How many lines in the records below contain the word "toothbrush"? Reply with only the number.

··· GIVEN DATA

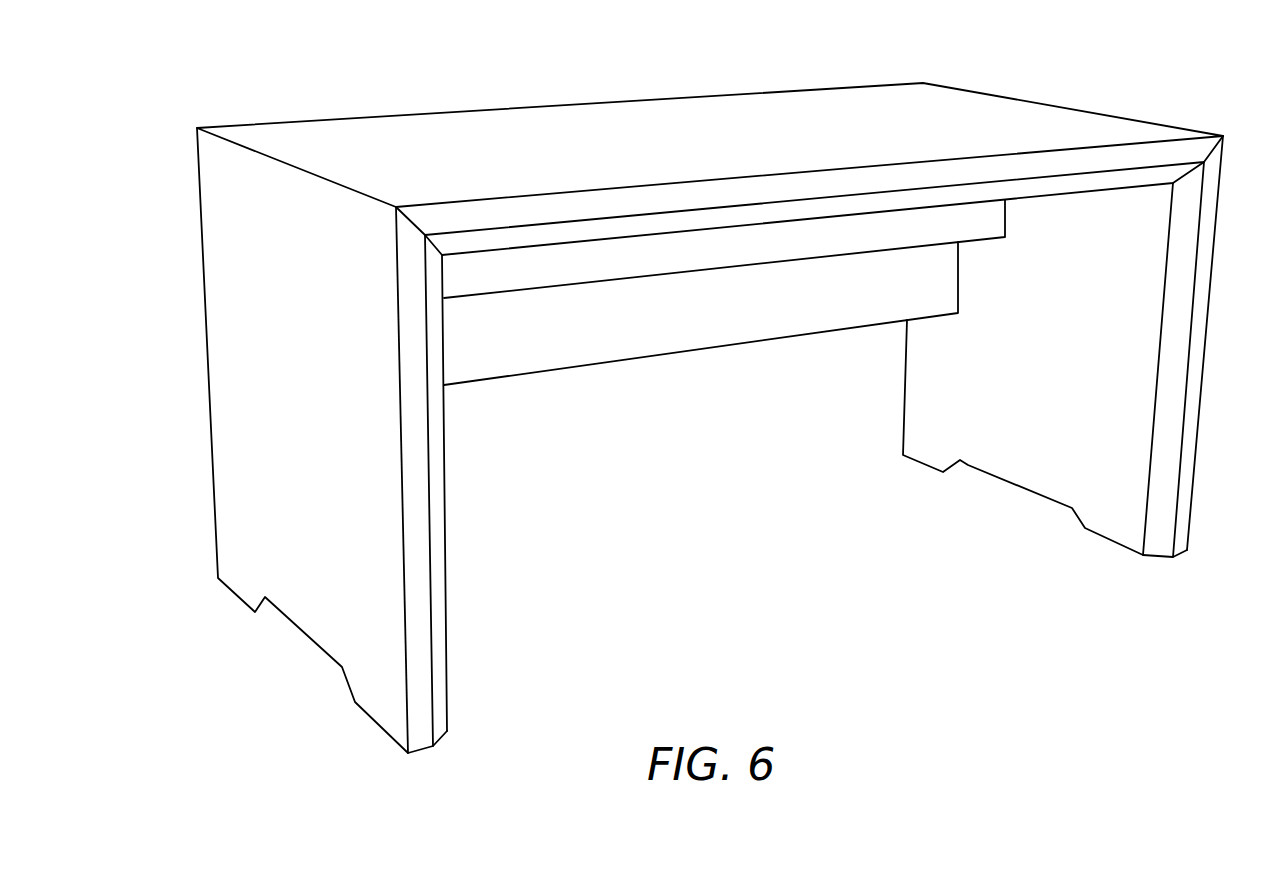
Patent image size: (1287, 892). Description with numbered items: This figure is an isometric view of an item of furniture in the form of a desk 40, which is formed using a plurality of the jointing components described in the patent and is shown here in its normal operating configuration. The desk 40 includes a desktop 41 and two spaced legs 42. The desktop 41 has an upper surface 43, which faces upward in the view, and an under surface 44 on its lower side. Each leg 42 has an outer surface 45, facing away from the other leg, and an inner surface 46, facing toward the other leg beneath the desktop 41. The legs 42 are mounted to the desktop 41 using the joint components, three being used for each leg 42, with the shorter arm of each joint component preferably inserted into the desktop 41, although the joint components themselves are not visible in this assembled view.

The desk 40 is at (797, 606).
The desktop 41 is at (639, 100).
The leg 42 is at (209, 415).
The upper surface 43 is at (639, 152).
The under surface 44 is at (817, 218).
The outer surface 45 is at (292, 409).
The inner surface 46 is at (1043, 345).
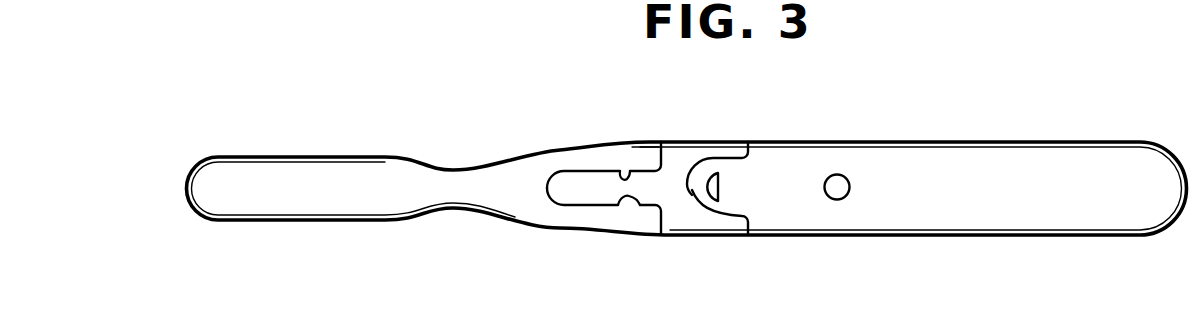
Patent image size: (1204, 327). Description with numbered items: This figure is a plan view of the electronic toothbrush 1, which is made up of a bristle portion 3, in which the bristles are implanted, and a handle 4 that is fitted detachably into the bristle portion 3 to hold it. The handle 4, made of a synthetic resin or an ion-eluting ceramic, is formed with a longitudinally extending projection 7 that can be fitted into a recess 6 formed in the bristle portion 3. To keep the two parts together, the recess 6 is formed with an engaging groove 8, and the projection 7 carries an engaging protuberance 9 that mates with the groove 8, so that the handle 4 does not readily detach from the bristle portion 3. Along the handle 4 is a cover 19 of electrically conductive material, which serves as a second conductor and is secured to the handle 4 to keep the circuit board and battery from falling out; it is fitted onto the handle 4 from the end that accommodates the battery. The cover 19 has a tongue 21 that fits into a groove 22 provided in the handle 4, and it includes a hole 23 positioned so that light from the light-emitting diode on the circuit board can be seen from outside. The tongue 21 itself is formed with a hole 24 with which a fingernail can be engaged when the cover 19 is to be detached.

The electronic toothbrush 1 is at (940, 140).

······

[OUTPUT]
2